== The exercise ==
Each record is to be transcribed exactly.

== Supplied material ==
* * * *
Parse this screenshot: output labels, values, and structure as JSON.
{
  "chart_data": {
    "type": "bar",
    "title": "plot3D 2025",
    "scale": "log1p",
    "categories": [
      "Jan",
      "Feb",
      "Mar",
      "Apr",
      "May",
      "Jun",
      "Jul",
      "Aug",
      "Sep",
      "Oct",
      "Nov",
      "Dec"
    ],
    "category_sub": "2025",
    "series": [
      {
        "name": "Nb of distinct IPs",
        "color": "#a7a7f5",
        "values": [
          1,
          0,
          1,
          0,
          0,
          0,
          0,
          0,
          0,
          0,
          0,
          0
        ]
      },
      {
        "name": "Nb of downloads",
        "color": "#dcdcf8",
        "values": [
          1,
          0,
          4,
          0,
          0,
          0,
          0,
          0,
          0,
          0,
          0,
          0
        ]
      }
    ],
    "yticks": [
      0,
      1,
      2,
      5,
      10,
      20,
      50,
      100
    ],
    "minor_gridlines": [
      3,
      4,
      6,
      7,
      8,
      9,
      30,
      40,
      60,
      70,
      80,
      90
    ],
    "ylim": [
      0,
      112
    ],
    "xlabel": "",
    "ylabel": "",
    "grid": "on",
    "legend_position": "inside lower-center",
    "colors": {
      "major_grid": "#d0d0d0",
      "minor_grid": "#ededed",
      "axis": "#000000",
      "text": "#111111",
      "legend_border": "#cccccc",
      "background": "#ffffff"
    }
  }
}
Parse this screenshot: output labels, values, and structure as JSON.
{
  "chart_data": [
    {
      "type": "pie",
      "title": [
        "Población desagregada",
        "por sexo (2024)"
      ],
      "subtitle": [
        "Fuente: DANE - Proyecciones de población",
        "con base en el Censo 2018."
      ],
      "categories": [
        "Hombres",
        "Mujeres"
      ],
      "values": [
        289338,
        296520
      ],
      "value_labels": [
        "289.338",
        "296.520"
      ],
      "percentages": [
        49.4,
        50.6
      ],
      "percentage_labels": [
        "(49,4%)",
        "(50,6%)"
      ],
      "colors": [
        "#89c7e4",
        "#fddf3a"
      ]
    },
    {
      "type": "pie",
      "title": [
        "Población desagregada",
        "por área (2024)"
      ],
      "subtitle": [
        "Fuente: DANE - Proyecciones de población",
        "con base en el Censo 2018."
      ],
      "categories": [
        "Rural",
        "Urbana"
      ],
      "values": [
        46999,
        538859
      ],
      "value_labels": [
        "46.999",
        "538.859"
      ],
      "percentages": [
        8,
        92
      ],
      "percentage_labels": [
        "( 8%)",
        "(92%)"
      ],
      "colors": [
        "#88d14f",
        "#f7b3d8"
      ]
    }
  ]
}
* * * *
== The completed task ==
Parse this screenshot: output labels, values, and structure as JSON.
{
  "chart_data": {
    "type": "bar",
    "title": "plot3D 2025",
    "scale": "log1p",
    "categories": [
      "Jan",
      "Feb",
      "Mar",
      "Apr",
      "May",
      "Jun",
      "Jul",
      "Aug",
      "Sep",
      "Oct",
      "Nov",
      "Dec"
    ],
    "category_sub": "2025",
    "series": [
      {
        "name": "Nb of distinct IPs",
        "color": "#a7a7f5",
        "values": [
          1,
          0,
          1,
          0,
          0,
          0,
          0,
          0,
          0,
          0,
          0,
          0
        ]
      },
      {
        "name": "Nb of downloads",
        "color": "#dcdcf8",
        "values": [
          1,
          0,
          4,
          0,
          0,
          0,
          0,
          0,
          0,
          0,
          0,
          0
        ]
      }
    ],
    "yticks": [
      0,
      1,
      2,
      5,
      10,
      20,
      50,
      100
    ],
    "minor_gridlines": [
      3,
      4,
      6,
      7,
      8,
      9,
      30,
      40,
      60,
      70,
      80,
      90
    ],
    "ylim": [
      0,
      112
    ],
    "xlabel": "",
    "ylabel": "",
    "grid": "on",
    "legend_position": "inside lower-center",
    "colors": {
      "major_grid": "#d0d0d0",
      "minor_grid": "#ededed",
      "axis": "#000000",
      "text": "#111111",
      "legend_border": "#cccccc",
      "background": "#ffffff"
    }
  }
}
Parse this screenshot: output labels, values, and structure as JSON.
{
  "chart_data": [
    {
      "type": "pie",
      "title": [
        "Población desagregada",
        "por sexo (2024)"
      ],
      "subtitle": [
        "Fuente: DANE - Proyecciones de población",
        "con base en el Censo 2018."
      ],
      "categories": [
        "Hombres",
        "Mujeres"
      ],
      "values": [
        289338,
        296520
      ],
      "value_labels": [
        "289.338",
        "296.520"
      ],
      "percentages": [
        49.4,
        50.6
      ],
      "percentage_labels": [
        "(49,4%)",
        "(50,6%)"
      ],
      "colors": [
        "#89c7e4",
        "#fddf3a"
      ]
    },
    {
      "type": "pie",
      "title": [
        "Población desagregada",
        "por área (2024)"
      ],
      "subtitle": [
        "Fuente: DANE - Proyecciones de población",
        "con base en el Censo 2018."
      ],
      "categories": [
        "Rural",
        "Urbana"
      ],
      "values": [
        46999,
        538859
      ],
      "value_labels": [
        "46.999",
        "538.859"
      ],
      "percentages": [
        8,
        92
      ],
      "percentage_labels": [
        "( 8%)",
        "(92%)"
      ],
      "colors": [
        "#88d14f",
        "#f7b3d8"
      ]
    }
  ]
}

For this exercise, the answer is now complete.